• Short task:
Gather every line that includes the word "xlabel", please.
◇ ◇ ◇ ◇ ◇
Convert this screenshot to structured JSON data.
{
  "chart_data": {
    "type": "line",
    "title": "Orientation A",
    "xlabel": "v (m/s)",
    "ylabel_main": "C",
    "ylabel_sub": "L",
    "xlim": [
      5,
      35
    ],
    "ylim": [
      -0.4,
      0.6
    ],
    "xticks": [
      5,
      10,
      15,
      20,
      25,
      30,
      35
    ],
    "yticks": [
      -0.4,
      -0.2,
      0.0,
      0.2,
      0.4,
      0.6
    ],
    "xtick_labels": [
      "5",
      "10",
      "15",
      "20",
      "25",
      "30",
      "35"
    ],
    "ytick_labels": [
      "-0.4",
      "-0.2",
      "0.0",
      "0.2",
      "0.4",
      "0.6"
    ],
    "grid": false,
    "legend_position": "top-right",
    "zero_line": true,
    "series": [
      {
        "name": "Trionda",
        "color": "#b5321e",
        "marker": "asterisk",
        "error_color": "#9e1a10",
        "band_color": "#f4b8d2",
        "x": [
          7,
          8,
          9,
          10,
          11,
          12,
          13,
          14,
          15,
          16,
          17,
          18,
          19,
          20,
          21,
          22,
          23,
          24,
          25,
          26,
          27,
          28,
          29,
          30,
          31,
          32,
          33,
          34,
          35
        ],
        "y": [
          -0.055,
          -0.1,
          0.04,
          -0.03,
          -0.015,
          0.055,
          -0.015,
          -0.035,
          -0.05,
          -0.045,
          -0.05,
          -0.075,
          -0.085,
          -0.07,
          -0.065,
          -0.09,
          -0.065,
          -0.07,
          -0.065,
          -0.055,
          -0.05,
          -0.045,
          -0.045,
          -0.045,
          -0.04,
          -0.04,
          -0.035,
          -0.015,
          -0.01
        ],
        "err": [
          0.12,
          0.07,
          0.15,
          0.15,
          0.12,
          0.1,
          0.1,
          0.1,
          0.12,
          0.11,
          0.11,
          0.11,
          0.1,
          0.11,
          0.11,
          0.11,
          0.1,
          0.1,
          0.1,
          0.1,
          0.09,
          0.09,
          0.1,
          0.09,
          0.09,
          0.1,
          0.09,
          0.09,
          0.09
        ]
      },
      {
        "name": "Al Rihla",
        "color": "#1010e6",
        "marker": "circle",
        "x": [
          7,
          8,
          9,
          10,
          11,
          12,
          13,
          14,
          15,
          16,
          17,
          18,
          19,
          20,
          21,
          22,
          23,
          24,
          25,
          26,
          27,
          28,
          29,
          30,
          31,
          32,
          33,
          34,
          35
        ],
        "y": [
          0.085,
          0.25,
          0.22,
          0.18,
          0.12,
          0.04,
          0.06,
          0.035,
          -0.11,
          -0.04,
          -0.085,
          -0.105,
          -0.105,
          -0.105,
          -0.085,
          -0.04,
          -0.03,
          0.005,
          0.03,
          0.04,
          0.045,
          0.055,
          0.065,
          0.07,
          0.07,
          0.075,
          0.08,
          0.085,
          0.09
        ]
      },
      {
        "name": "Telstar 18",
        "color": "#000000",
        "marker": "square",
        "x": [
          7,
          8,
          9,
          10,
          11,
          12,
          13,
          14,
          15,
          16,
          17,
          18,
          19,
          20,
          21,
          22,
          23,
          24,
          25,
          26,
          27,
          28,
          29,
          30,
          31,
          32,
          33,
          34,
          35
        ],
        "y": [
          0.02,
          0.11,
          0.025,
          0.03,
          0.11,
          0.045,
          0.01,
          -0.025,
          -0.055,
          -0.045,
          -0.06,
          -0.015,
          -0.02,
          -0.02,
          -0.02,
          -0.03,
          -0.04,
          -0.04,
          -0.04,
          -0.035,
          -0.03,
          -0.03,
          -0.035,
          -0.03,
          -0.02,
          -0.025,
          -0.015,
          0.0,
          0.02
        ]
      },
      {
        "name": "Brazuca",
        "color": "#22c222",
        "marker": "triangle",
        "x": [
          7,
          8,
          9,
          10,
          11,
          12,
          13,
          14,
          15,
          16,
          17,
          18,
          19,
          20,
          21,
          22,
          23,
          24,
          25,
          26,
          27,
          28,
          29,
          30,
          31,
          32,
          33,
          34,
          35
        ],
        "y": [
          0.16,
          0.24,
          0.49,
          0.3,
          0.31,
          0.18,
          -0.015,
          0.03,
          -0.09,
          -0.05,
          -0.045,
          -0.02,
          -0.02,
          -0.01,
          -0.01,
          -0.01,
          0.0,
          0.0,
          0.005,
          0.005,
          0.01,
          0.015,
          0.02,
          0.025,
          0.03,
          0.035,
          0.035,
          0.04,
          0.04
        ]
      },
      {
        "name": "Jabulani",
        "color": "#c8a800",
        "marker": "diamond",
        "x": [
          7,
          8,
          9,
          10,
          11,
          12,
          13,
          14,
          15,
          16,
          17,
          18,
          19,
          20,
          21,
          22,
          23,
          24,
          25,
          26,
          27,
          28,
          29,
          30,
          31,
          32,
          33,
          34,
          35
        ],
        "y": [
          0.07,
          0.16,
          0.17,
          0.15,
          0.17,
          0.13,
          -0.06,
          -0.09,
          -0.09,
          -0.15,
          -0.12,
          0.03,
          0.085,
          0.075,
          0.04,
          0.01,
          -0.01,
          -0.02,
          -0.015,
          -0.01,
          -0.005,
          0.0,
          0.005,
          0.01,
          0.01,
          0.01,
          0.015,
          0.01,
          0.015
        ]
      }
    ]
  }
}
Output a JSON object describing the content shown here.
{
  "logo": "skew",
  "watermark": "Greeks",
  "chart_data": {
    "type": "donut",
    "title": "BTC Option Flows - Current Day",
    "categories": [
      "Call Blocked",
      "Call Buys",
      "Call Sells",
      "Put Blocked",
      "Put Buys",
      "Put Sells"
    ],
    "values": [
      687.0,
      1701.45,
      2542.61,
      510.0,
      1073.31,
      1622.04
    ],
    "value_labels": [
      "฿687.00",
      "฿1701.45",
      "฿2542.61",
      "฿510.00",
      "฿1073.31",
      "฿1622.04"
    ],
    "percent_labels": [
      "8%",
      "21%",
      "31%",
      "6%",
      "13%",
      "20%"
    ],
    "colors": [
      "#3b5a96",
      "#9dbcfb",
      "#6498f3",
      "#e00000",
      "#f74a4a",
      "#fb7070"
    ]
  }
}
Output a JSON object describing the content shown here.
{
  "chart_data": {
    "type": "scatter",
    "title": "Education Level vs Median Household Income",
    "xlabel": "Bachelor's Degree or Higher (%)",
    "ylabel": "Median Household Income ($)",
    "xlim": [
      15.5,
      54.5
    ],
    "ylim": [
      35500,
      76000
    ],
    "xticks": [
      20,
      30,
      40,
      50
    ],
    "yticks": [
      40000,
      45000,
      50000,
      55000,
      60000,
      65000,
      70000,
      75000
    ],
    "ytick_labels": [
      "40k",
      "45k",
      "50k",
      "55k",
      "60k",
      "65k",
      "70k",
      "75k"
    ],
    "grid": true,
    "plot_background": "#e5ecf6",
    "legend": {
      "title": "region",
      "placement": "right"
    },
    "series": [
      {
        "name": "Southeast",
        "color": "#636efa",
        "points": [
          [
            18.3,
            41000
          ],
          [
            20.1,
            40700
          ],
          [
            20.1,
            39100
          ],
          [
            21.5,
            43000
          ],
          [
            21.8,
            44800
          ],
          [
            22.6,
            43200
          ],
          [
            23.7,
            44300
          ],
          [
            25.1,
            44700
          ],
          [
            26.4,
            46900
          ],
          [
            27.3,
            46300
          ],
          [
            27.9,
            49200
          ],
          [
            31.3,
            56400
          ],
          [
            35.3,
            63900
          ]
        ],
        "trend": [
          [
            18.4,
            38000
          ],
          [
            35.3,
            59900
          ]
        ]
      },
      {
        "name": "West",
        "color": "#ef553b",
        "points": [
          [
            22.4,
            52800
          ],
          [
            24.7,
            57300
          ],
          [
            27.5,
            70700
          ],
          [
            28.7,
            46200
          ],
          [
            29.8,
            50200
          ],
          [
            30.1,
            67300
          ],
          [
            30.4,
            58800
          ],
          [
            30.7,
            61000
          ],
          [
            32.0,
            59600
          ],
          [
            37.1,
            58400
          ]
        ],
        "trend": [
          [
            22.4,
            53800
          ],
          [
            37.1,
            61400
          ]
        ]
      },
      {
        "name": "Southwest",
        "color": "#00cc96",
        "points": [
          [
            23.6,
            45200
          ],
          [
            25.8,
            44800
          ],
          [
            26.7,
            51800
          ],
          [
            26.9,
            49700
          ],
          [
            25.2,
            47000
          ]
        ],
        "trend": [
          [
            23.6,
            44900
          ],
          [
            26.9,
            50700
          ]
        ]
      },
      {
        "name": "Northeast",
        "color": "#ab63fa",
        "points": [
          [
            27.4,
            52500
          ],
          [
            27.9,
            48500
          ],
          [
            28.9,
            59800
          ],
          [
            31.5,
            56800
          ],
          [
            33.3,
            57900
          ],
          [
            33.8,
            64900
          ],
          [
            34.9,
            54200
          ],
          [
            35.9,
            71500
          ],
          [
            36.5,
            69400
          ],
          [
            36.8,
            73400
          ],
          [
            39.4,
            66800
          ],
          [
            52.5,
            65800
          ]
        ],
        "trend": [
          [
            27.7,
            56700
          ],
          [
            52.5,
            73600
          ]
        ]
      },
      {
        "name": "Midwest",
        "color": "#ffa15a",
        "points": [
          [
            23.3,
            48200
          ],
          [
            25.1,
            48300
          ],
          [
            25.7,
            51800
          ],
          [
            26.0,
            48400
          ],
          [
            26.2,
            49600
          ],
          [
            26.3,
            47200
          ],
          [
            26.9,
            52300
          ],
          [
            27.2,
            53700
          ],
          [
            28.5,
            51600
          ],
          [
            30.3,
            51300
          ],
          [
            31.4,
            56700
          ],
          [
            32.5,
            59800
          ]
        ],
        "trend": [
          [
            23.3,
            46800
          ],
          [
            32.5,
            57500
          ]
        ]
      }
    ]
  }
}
◇ ◇ ◇ ◇ ◇
• Answer to the exercise:
    "xlabel": "v (m/s)",
    "xlabel": "Bachelor's Degree or Higher (%)",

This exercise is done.